_Exercise brief:_ Count lines with "group" in them. Report only the total.

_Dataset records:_
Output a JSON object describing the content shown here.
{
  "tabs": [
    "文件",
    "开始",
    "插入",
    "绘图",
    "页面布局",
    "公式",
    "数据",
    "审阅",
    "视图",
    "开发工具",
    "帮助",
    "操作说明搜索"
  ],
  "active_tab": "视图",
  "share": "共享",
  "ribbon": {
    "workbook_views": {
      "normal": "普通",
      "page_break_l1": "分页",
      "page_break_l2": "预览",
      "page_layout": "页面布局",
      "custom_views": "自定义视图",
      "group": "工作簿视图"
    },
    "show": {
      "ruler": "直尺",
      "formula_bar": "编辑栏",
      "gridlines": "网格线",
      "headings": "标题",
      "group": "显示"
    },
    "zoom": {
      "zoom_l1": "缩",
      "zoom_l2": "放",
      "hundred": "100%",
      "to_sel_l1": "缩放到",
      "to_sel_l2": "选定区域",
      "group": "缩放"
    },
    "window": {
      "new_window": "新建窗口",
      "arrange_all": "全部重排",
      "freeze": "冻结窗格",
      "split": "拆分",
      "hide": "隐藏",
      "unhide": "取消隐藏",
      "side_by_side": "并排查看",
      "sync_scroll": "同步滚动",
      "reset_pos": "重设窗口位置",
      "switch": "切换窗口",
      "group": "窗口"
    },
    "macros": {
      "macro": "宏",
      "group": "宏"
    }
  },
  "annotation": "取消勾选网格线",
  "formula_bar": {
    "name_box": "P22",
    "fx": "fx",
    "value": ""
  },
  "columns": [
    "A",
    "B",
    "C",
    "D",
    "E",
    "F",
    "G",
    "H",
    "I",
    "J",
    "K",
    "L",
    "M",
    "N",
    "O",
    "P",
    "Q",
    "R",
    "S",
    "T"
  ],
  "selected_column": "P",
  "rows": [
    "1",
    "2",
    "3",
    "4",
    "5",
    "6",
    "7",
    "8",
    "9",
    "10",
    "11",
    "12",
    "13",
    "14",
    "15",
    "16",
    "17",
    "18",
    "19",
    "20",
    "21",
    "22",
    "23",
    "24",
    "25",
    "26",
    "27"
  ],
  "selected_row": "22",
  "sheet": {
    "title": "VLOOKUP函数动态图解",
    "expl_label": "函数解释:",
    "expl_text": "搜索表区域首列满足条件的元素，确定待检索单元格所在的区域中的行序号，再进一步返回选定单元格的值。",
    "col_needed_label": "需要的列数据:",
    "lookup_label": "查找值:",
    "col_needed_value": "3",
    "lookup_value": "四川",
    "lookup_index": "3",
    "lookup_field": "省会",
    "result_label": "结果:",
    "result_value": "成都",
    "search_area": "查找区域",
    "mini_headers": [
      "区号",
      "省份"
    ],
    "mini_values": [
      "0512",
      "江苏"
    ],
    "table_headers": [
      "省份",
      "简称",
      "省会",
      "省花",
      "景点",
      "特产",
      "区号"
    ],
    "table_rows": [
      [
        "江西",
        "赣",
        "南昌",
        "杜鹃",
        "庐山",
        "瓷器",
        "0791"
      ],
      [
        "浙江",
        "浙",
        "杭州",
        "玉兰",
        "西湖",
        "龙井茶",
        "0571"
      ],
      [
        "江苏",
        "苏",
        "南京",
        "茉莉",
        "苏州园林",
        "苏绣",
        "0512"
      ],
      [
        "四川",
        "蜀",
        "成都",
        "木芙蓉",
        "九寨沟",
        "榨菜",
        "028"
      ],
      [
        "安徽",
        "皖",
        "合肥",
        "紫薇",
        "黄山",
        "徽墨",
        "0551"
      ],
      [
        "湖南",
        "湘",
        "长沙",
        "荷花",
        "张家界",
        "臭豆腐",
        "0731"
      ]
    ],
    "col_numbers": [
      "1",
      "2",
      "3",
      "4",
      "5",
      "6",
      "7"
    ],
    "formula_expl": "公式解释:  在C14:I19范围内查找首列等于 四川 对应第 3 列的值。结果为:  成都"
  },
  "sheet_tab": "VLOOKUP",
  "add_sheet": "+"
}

_Reply to the task:_ 5